#### SUPPLIED MATERIAL

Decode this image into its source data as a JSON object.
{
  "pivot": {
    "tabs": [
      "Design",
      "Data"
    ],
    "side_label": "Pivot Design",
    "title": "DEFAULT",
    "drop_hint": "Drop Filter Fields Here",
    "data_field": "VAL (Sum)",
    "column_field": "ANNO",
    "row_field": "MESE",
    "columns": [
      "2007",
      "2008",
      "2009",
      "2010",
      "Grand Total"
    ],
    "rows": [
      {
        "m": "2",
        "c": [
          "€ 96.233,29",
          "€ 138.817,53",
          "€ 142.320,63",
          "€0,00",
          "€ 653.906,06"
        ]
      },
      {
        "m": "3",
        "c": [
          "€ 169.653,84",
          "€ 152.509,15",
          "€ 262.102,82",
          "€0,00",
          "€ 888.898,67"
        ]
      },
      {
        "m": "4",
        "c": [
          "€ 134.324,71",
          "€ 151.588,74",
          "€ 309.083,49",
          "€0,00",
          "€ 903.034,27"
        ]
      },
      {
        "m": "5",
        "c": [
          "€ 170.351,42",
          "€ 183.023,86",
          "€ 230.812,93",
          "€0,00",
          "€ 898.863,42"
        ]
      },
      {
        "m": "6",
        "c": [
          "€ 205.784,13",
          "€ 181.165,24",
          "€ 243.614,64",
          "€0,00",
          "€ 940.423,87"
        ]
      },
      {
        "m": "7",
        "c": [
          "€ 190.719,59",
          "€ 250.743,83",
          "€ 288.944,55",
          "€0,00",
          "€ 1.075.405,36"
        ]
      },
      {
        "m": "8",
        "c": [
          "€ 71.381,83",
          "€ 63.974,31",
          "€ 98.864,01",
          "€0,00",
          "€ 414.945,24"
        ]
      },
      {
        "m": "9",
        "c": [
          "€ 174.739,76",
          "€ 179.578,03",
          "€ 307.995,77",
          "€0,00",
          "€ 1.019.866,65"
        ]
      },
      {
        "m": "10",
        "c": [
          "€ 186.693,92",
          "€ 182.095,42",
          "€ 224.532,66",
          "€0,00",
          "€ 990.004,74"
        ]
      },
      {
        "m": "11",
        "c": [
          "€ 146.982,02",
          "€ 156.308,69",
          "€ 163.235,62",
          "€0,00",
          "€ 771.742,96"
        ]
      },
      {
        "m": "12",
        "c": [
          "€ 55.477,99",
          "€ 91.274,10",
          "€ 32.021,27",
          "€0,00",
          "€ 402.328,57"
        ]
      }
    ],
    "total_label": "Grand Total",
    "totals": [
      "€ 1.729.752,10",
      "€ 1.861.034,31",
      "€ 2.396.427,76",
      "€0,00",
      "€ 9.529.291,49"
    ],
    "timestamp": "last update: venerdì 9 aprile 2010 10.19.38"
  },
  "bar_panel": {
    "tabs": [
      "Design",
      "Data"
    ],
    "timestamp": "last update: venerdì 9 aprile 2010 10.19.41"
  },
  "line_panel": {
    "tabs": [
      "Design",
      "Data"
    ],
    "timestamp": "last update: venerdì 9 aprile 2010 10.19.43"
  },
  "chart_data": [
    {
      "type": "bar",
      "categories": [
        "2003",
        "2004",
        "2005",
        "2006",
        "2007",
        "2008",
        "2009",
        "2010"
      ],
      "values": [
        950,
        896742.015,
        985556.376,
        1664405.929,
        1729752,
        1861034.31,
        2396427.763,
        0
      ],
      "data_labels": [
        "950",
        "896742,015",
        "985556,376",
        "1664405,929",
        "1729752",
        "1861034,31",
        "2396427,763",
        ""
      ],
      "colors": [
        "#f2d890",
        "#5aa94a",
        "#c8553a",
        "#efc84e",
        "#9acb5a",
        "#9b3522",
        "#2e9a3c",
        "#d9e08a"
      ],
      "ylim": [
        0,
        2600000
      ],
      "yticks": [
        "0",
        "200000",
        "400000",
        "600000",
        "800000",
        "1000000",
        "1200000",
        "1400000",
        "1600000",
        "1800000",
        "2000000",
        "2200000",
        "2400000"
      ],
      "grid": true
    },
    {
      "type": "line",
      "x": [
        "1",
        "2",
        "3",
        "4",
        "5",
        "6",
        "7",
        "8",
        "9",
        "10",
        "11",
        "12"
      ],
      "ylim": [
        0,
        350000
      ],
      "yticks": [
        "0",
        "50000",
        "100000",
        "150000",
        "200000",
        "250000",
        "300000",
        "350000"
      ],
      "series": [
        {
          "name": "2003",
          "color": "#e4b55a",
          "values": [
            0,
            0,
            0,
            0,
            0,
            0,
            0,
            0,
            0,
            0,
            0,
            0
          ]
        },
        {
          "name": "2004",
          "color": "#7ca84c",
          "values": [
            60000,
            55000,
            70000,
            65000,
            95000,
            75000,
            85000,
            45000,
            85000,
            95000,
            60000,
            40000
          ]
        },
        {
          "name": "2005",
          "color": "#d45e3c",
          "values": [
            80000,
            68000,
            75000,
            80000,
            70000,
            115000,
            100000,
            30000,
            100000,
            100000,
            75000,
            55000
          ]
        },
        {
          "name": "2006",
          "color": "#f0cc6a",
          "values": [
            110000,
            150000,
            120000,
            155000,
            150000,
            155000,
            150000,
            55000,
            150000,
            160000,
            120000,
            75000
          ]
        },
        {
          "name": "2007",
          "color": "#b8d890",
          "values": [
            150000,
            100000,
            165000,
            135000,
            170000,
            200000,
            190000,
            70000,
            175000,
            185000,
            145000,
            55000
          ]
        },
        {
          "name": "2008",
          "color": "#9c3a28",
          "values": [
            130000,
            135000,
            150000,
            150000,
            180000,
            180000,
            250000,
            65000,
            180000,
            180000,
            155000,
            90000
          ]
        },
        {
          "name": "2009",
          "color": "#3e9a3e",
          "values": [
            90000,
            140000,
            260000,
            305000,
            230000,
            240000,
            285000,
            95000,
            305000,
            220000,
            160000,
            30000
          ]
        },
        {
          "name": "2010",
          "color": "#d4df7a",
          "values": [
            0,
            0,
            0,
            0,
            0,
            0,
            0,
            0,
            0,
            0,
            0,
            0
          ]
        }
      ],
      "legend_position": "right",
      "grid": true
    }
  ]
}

########

EXERCISE: Write out the whole listing again. Match it word for word.

SOLUTION BELOW:
Decode this image into its source data as a JSON object.
{
  "pivot": {
    "tabs": [
      "Design",
      "Data"
    ],
    "side_label": "Pivot Design",
    "title": "DEFAULT",
    "drop_hint": "Drop Filter Fields Here",
    "data_field": "VAL (Sum)",
    "column_field": "ANNO",
    "row_field": "MESE",
    "columns": [
      "2007",
      "2008",
      "2009",
      "2010",
      "Grand Total"
    ],
    "rows": [
      {
        "m": "2",
        "c": [
          "€ 96.233,29",
          "€ 138.817,53",
          "€ 142.320,63",
          "€0,00",
          "€ 653.906,06"
        ]
      },
      {
        "m": "3",
        "c": [
          "€ 169.653,84",
          "€ 152.509,15",
          "€ 262.102,82",
          "€0,00",
          "€ 888.898,67"
        ]
      },
      {
        "m": "4",
        "c": [
          "€ 134.324,71",
          "€ 151.588,74",
          "€ 309.083,49",
          "€0,00",
          "€ 903.034,27"
        ]
      },
      {
        "m": "5",
        "c": [
          "€ 170.351,42",
          "€ 183.023,86",
          "€ 230.812,93",
          "€0,00",
          "€ 898.863,42"
        ]
      },
      {
        "m": "6",
        "c": [
          "€ 205.784,13",
          "€ 181.165,24",
          "€ 243.614,64",
          "€0,00",
          "€ 940.423,87"
        ]
      },
      {
        "m": "7",
        "c": [
          "€ 190.719,59",
          "€ 250.743,83",
          "€ 288.944,55",
          "€0,00",
          "€ 1.075.405,36"
        ]
      },
      {
        "m": "8",
        "c": [
          "€ 71.381,83",
          "€ 63.974,31",
          "€ 98.864,01",
          "€0,00",
          "€ 414.945,24"
        ]
      },
      {
        "m": "9",
        "c": [
          "€ 174.739,76",
          "€ 179.578,03",
          "€ 307.995,77",
          "€0,00",
          "€ 1.019.866,65"
        ]
      },
      {
        "m": "10",
        "c": [
          "€ 186.693,92",
          "€ 182.095,42",
          "€ 224.532,66",
          "€0,00",
          "€ 990.004,74"
        ]
      },
      {
        "m": "11",
        "c": [
          "€ 146.982,02",
          "€ 156.308,69",
          "€ 163.235,62",
          "€0,00",
          "€ 771.742,96"
        ]
      },
      {
        "m": "12",
        "c": [
          "€ 55.477,99",
          "€ 91.274,10",
          "€ 32.021,27",
          "€0,00",
          "€ 402.328,57"
        ]
      }
    ],
    "total_label": "Grand Total",
    "totals": [
      "€ 1.729.752,10",
      "€ 1.861.034,31",
      "€ 2.396.427,76",
      "€0,00",
      "€ 9.529.291,49"
    ],
    "timestamp": "last update: venerdì 9 aprile 2010 10.19.38"
  },
  "bar_panel": {
    "tabs": [
      "Design",
      "Data"
    ],
    "timestamp": "last update: venerdì 9 aprile 2010 10.19.41"
  },
  "line_panel": {
    "tabs": [
      "Design",
      "Data"
    ],
    "timestamp": "last update: venerdì 9 aprile 2010 10.19.43"
  },
  "chart_data": [
    {
      "type": "bar",
      "categories": [
        "2003",
        "2004",
        "2005",
        "2006",
        "2007",
        "2008",
        "2009",
        "2010"
      ],
      "values": [
        950,
        896742.015,
        985556.376,
        1664405.929,
        1729752,
        1861034.31,
        2396427.763,
        0
      ],
      "data_labels": [
        "950",
        "896742,015",
        "985556,376",
        "1664405,929",
        "1729752",
        "1861034,31",
        "2396427,763",
        ""
      ],
      "colors": [
        "#f2d890",
        "#5aa94a",
        "#c8553a",
        "#efc84e",
        "#9acb5a",
        "#9b3522",
        "#2e9a3c",
        "#d9e08a"
      ],
      "ylim": [
        0,
        2600000
      ],
      "yticks": [
        "0",
        "200000",
        "400000",
        "600000",
        "800000",
        "1000000",
        "1200000",
        "1400000",
        "1600000",
        "1800000",
        "2000000",
        "2200000",
        "2400000"
      ],
      "grid": true
    },
    {
      "type": "line",
      "x": [
        "1",
        "2",
        "3",
        "4",
        "5",
        "6",
        "7",
        "8",
        "9",
        "10",
        "11",
        "12"
      ],
      "ylim": [
        0,
        350000
      ],
      "yticks": [
        "0",
        "50000",
        "100000",
        "150000",
        "200000",
        "250000",
        "300000",
        "350000"
      ],
      "series": [
        {
          "name": "2003",
          "color": "#e4b55a",
          "values": [
            0,
            0,
            0,
            0,
            0,
            0,
            0,
            0,
            0,
            0,
            0,
            0
          ]
        },
        {
          "name": "2004",
          "color": "#7ca84c",
          "values": [
            60000,
            55000,
            70000,
            65000,
            95000,
            75000,
            85000,
            45000,
            85000,
            95000,
            60000,
            40000
          ]
        },
        {
          "name": "2005",
          "color": "#d45e3c",
          "values": [
            80000,
            68000,
            75000,
            80000,
            70000,
            115000,
            100000,
            30000,
            100000,
            100000,
            75000,
            55000
          ]
        },
        {
          "name": "2006",
          "color": "#f0cc6a",
          "values": [
            110000,
            150000,
            120000,
            155000,
            150000,
            155000,
            150000,
            55000,
            150000,
            160000,
            120000,
            75000
          ]
        },
        {
          "name": "2007",
          "color": "#b8d890",
          "values": [
            150000,
            100000,
            165000,
            135000,
            170000,
            200000,
            190000,
            70000,
            175000,
            185000,
            145000,
            55000
          ]
        },
        {
          "name": "2008",
          "color": "#9c3a28",
          "values": [
            130000,
            135000,
            150000,
            150000,
            180000,
            180000,
            250000,
            65000,
            180000,
            180000,
            155000,
            90000
          ]
        },
        {
          "name": "2009",
          "color": "#3e9a3e",
          "values": [
            90000,
            140000,
            260000,
            305000,
            230000,
            240000,
            285000,
            95000,
            305000,
            220000,
            160000,
            30000
          ]
        },
        {
          "name": "2010",
          "color": "#d4df7a",
          "values": [
            0,
            0,
            0,
            0,
            0,
            0,
            0,
            0,
            0,
            0,
            0,
            0
          ]
        }
      ],
      "legend_position": "right",
      "grid": true
    }
  ]
}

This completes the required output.